------ Information given
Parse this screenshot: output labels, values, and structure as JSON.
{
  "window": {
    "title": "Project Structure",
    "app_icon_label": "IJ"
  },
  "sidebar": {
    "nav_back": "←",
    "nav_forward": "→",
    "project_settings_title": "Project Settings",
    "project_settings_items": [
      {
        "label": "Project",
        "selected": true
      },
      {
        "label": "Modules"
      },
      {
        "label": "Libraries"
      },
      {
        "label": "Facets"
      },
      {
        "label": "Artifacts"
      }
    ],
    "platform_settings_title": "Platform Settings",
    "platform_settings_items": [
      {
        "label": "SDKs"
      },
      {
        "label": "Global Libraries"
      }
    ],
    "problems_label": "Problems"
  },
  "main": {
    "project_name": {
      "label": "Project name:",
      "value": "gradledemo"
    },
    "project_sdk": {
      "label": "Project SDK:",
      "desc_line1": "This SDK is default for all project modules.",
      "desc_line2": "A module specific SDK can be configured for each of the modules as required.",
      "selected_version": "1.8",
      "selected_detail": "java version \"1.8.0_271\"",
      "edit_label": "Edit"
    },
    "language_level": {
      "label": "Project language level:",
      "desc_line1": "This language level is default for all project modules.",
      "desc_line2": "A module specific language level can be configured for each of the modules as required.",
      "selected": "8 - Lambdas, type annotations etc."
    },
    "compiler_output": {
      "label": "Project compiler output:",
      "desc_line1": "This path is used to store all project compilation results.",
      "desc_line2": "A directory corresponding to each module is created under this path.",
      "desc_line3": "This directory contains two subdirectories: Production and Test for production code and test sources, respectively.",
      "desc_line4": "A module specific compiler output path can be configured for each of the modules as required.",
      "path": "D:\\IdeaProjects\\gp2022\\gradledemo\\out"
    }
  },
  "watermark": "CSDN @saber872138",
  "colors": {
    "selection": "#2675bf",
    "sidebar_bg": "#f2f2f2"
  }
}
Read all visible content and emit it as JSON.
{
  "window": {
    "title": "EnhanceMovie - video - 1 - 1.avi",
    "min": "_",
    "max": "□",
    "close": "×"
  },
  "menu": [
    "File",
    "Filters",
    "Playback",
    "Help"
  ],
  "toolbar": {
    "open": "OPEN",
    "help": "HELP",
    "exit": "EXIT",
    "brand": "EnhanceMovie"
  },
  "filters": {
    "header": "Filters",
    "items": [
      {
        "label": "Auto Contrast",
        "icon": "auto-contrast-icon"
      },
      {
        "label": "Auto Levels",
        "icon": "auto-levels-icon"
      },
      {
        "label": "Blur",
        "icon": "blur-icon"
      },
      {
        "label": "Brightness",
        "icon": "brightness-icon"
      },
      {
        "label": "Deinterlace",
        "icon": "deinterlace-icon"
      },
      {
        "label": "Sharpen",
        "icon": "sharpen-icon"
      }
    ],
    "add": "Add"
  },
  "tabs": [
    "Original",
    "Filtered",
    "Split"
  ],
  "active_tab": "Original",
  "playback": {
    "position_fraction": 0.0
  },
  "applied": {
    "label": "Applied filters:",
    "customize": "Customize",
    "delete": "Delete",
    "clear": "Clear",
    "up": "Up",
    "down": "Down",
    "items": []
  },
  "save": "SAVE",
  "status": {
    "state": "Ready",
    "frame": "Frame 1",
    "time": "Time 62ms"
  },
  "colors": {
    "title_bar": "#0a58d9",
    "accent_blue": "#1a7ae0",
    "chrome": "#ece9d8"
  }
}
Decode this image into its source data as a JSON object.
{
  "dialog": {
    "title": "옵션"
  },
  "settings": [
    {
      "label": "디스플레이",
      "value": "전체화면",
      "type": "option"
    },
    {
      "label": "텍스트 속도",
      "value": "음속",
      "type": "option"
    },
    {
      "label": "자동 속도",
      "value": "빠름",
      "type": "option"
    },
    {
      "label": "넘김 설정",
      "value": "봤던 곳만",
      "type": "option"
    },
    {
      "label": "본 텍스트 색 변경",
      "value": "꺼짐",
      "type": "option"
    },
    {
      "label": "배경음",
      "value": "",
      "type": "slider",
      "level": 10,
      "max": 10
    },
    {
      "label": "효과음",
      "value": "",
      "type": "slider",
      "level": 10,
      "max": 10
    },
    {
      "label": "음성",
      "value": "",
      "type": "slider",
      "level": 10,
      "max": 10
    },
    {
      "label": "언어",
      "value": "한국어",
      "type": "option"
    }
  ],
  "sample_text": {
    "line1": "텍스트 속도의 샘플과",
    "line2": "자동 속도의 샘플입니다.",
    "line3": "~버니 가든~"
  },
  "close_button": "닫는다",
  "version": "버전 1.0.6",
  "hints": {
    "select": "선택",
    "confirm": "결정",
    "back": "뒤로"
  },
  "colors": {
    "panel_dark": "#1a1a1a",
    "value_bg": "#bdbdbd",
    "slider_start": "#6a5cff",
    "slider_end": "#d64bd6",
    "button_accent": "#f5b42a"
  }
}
------------
• Directions for this task: Reproduce the complete data exactly as presented above.

• Result below:
Parse this screenshot: output labels, values, and structure as JSON.
{
  "window": {
    "title": "Project Structure",
    "app_icon_label": "IJ"
  },
  "sidebar": {
    "nav_back": "←",
    "nav_forward": "→",
    "project_settings_title": "Project Settings",
    "project_settings_items": [
      {
        "label": "Project",
        "selected": true
      },
      {
        "label": "Modules"
      },
      {
        "label": "Libraries"
      },
      {
        "label": "Facets"
      },
      {
        "label": "Artifacts"
      }
    ],
    "platform_settings_title": "Platform Settings",
    "platform_settings_items": [
      {
        "label": "SDKs"
      },
      {
        "label": "Global Libraries"
      }
    ],
    "problems_label": "Problems"
  },
  "main": {
    "project_name": {
      "label": "Project name:",
      "value": "gradledemo"
    },
    "project_sdk": {
      "label": "Project SDK:",
      "desc_line1": "This SDK is default for all project modules.",
      "desc_line2": "A module specific SDK can be configured for each of the modules as required.",
      "selected_version": "1.8",
      "selected_detail": "java version \"1.8.0_271\"",
      "edit_label": "Edit"
    },
    "language_level": {
      "label": "Project language level:",
      "desc_line1": "This language level is default for all project modules.",
      "desc_line2": "A module specific language level can be configured for each of the modules as required.",
      "selected": "8 - Lambdas, type annotations etc."
    },
    "compiler_output": {
      "label": "Project compiler output:",
      "desc_line1": "This path is used to store all project compilation results.",
      "desc_line2": "A directory corresponding to each module is created under this path.",
      "desc_line3": "This directory contains two subdirectories: Production and Test for production code and test sources, respectively.",
      "desc_line4": "A module specific compiler output path can be configured for each of the modules as required.",
      "path": "D:\\IdeaProjects\\gp2022\\gradledemo\\out"
    }
  },
  "watermark": "CSDN @saber872138",
  "colors": {
    "selection": "#2675bf",
    "sidebar_bg": "#f2f2f2"
  }
}
Read all visible content and emit it as JSON.
{
  "window": {
    "title": "EnhanceMovie - video - 1 - 1.avi",
    "min": "_",
    "max": "□",
    "close": "×"
  },
  "menu": [
    "File",
    "Filters",
    "Playback",
    "Help"
  ],
  "toolbar": {
    "open": "OPEN",
    "help": "HELP",
    "exit": "EXIT",
    "brand": "EnhanceMovie"
  },
  "filters": {
    "header": "Filters",
    "items": [
      {
        "label": "Auto Contrast",
        "icon": "auto-contrast-icon"
      },
      {
        "label": "Auto Levels",
        "icon": "auto-levels-icon"
      },
      {
        "label": "Blur",
        "icon": "blur-icon"
      },
      {
        "label": "Brightness",
        "icon": "brightness-icon"
      },
      {
        "label": "Deinterlace",
        "icon": "deinterlace-icon"
      },
      {
        "label": "Sharpen",
        "icon": "sharpen-icon"
      }
    ],
    "add": "Add"
  },
  "tabs": [
    "Original",
    "Filtered",
    "Split"
  ],
  "active_tab": "Original",
  "playback": {
    "position_fraction": 0.0
  },
  "applied": {
    "label": "Applied filters:",
    "customize": "Customize",
    "delete": "Delete",
    "clear": "Clear",
    "up": "Up",
    "down": "Down",
    "items": []
  },
  "save": "SAVE",
  "status": {
    "state": "Ready",
    "frame": "Frame 1",
    "time": "Time 62ms"
  },
  "colors": {
    "title_bar": "#0a58d9",
    "accent_blue": "#1a7ae0",
    "chrome": "#ece9d8"
  }
}
Decode this image into its source data as a JSON object.
{
  "dialog": {
    "title": "옵션"
  },
  "settings": [
    {
      "label": "디스플레이",
      "value": "전체화면",
      "type": "option"
    },
    {
      "label": "텍스트 속도",
      "value": "음속",
      "type": "option"
    },
    {
      "label": "자동 속도",
      "value": "빠름",
      "type": "option"
    },
    {
      "label": "넘김 설정",
      "value": "봤던 곳만",
      "type": "option"
    },
    {
      "label": "본 텍스트 색 변경",
      "value": "꺼짐",
      "type": "option"
    },
    {
      "label": "배경음",
      "value": "",
      "type": "slider",
      "level": 10,
      "max": 10
    },
    {
      "label": "효과음",
      "value": "",
      "type": "slider",
      "level": 10,
      "max": 10
    },
    {
      "label": "음성",
      "value": "",
      "type": "slider",
      "level": 10,
      "max": 10
    },
    {
      "label": "언어",
      "value": "한국어",
      "type": "option"
    }
  ],
  "sample_text": {
    "line1": "텍스트 속도의 샘플과",
    "line2": "자동 속도의 샘플입니다.",
    "line3": "~버니 가든~"
  },
  "close_button": "닫는다",
  "version": "버전 1.0.6",
  "hints": {
    "select": "선택",
    "confirm": "결정",
    "back": "뒤로"
  },
  "colors": {
    "panel_dark": "#1a1a1a",
    "value_bg": "#bdbdbd",
    "slider_start": "#6a5cff",
    "slider_end": "#d64bd6",
    "button_accent": "#f5b42a"
  }
}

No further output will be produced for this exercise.